__To be done__.
Copy out all the data, word for word.

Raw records
------------------------------------
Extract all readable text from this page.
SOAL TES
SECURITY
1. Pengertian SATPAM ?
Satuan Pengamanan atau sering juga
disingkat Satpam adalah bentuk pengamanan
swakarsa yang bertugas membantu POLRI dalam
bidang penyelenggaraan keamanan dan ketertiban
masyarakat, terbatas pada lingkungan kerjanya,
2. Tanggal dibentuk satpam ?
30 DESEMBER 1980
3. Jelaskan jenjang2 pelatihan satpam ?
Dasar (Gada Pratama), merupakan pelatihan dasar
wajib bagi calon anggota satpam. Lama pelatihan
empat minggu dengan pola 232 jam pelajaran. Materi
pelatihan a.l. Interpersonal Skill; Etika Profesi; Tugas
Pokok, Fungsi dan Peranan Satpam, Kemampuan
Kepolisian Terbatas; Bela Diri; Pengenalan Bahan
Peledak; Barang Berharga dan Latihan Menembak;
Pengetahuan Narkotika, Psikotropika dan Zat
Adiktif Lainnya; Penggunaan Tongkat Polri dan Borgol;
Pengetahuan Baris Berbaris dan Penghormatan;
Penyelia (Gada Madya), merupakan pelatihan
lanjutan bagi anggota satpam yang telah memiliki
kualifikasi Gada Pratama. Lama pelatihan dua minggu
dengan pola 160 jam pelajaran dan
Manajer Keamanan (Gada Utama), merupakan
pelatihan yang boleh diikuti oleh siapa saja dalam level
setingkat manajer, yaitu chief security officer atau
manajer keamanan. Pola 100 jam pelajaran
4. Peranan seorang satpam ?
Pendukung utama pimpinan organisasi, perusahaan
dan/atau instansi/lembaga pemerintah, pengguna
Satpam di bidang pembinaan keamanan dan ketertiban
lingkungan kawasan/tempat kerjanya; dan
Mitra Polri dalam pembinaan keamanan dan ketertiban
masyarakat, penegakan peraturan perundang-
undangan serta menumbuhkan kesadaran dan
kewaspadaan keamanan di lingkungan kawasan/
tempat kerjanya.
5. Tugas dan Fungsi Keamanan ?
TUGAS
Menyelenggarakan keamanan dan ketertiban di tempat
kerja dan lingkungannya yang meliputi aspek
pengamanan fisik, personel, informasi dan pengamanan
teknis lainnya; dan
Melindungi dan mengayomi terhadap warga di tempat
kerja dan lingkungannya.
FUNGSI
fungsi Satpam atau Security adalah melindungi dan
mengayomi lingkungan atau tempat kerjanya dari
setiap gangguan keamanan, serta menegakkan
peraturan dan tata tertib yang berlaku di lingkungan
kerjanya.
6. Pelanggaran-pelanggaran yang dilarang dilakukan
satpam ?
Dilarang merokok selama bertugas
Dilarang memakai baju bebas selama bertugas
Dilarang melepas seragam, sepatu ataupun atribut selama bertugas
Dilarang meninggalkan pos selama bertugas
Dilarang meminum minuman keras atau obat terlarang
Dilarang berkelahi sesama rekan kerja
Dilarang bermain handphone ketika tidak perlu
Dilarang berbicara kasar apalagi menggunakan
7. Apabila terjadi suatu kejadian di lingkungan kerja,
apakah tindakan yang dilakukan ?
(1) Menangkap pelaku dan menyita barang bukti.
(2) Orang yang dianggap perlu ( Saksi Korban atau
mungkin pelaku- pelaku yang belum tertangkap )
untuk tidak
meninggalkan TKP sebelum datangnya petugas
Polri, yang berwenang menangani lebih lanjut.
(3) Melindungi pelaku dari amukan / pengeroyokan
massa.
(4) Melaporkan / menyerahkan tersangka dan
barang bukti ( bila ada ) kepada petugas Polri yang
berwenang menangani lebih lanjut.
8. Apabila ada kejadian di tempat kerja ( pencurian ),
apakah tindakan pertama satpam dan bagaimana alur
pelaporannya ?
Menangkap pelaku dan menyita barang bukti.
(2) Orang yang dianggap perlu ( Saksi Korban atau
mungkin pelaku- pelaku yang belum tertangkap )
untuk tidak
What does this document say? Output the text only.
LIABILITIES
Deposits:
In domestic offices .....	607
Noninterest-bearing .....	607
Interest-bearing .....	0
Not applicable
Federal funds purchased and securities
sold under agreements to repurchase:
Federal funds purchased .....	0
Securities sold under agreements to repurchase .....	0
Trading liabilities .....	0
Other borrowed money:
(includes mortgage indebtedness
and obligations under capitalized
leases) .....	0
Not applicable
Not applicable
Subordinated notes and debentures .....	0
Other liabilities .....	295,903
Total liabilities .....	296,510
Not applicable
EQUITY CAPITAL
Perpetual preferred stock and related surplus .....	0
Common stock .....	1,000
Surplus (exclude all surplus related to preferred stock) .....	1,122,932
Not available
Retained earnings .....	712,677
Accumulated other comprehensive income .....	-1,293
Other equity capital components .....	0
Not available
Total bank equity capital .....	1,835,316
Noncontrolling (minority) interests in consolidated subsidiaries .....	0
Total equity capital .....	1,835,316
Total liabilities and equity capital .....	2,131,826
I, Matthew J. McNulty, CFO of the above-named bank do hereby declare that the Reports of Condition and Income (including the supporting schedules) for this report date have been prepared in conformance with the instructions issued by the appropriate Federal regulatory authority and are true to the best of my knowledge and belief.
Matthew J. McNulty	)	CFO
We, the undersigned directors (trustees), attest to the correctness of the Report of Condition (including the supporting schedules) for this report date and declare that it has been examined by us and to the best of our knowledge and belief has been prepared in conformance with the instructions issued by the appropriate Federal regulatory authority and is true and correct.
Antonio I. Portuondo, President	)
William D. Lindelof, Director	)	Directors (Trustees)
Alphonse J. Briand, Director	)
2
------------------------------------
__Response__.
Extract all readable text from this page.
SOAL TES
SECURITY
1. Pengertian SATPAM ?
Satuan Pengamanan atau sering juga
disingkat Satpam adalah bentuk pengamanan
swakarsa yang bertugas membantu POLRI dalam
bidang penyelenggaraan keamanan dan ketertiban
masyarakat, terbatas pada lingkungan kerjanya,
2. Tanggal dibentuk satpam ?
30 DESEMBER 1980
3. Jelaskan jenjang2 pelatihan satpam ?
Dasar (Gada Pratama), merupakan pelatihan dasar
wajib bagi calon anggota satpam. Lama pelatihan
empat minggu dengan pola 232 jam pelajaran. Materi
pelatihan a.l. Interpersonal Skill; Etika Profesi; Tugas
Pokok, Fungsi dan Peranan Satpam, Kemampuan
Kepolisian Terbatas; Bela Diri; Pengenalan Bahan
Peledak; Barang Berharga dan Latihan Menembak;
Pengetahuan Narkotika, Psikotropika dan Zat
Adiktif Lainnya; Penggunaan Tongkat Polri dan Borgol;
Pengetahuan Baris Berbaris dan Penghormatan;
Penyelia (Gada Madya), merupakan pelatihan
lanjutan bagi anggota satpam yang telah memiliki
kualifikasi Gada Pratama. Lama pelatihan dua minggu
dengan pola 160 jam pelajaran dan
Manajer Keamanan (Gada Utama), merupakan
pelatihan yang boleh diikuti oleh siapa saja dalam level
setingkat manajer, yaitu chief security officer atau
manajer keamanan. Pola 100 jam pelajaran
4. Peranan seorang satpam ?
Pendukung utama pimpinan organisasi, perusahaan
dan/atau instansi/lembaga pemerintah, pengguna
Satpam di bidang pembinaan keamanan dan ketertiban
lingkungan kawasan/tempat kerjanya; dan
Mitra Polri dalam pembinaan keamanan dan ketertiban
masyarakat, penegakan peraturan perundang-
undangan serta menumbuhkan kesadaran dan
kewaspadaan keamanan di lingkungan kawasan/
tempat kerjanya.
5. Tugas dan Fungsi Keamanan ?
TUGAS
Menyelenggarakan keamanan dan ketertiban di tempat
kerja dan lingkungannya yang meliputi aspek
pengamanan fisik, personel, informasi dan pengamanan
teknis lainnya; dan
Melindungi dan mengayomi terhadap warga di tempat
kerja dan lingkungannya.
FUNGSI
fungsi Satpam atau Security adalah melindungi dan
mengayomi lingkungan atau tempat kerjanya dari
setiap gangguan keamanan, serta menegakkan
peraturan dan tata tertib yang berlaku di lingkungan
kerjanya.
6. Pelanggaran-pelanggaran yang dilarang dilakukan
satpam ?
Dilarang merokok selama bertugas
Dilarang memakai baju bebas selama bertugas
Dilarang melepas seragam, sepatu ataupun atribut selama bertugas
Dilarang meninggalkan pos selama bertugas
Dilarang meminum minuman keras atau obat terlarang
Dilarang berkelahi sesama rekan kerja
Dilarang bermain handphone ketika tidak perlu
Dilarang berbicara kasar apalagi menggunakan
7. Apabila terjadi suatu kejadian di lingkungan kerja,
apakah tindakan yang dilakukan ?
(1) Menangkap pelaku dan menyita barang bukti.
(2) Orang yang dianggap perlu ( Saksi Korban atau
mungkin pelaku- pelaku yang belum tertangkap )
untuk tidak
meninggalkan TKP sebelum datangnya petugas
Polri, yang berwenang menangani lebih lanjut.
(3) Melindungi pelaku dari amukan / pengeroyokan
massa.
(4) Melaporkan / menyerahkan tersangka dan
barang bukti ( bila ada ) kepada petugas Polri yang
berwenang menangani lebih lanjut.
8. Apabila ada kejadian di tempat kerja ( pencurian ),
apakah tindakan pertama satpam dan bagaimana alur
pelaporannya ?
Menangkap pelaku dan menyita barang bukti.
(2) Orang yang dianggap perlu ( Saksi Korban atau
mungkin pelaku- pelaku yang belum tertangkap )
untuk tidak
What does this document say? Output the text only.
LIABILITIES
Deposits:
In domestic offices .....	607
Noninterest-bearing .....	607
Interest-bearing .....	0
Not applicable
Federal funds purchased and securities
sold under agreements to repurchase:
Federal funds purchased .....	0
Securities sold under agreements to repurchase .....	0
Trading liabilities .....	0
Other borrowed money:
(includes mortgage indebtedness
and obligations under capitalized
leases) .....	0
Not applicable
Not applicable
Subordinated notes and debentures .....	0
Other liabilities .....	295,903
Total liabilities .....	296,510
Not applicable
EQUITY CAPITAL
Perpetual preferred stock and related surplus .....	0
Common stock .....	1,000
Surplus (exclude all surplus related to preferred stock) .....	1,122,932
Not available
Retained earnings .....	712,677
Accumulated other comprehensive income .....	-1,293
Other equity capital components .....	0
Not available
Total bank equity capital .....	1,835,316
Noncontrolling (minority) interests in consolidated subsidiaries .....	0
Total equity capital .....	1,835,316
Total liabilities and equity capital .....	2,131,826
I, Matthew J. McNulty, CFO of the above-named bank do hereby declare that the Reports of Condition and Income (including the supporting schedules) for this report date have been prepared in conformance with the instructions issued by the appropriate Federal regulatory authority and are true to the best of my knowledge and belief.
Matthew J. McNulty	)	CFO
We, the undersigned directors (trustees), attest to the correctness of the Report of Condition (including the supporting schedules) for this report date and declare that it has been examined by us and to the best of our knowledge and belief has been prepared in conformance with the instructions issued by the appropriate Federal regulatory authority and is true and correct.
Antonio I. Portuondo, President	)
William D. Lindelof, Director	)	Directors (Trustees)
Alphonse J. Briand, Director	)
2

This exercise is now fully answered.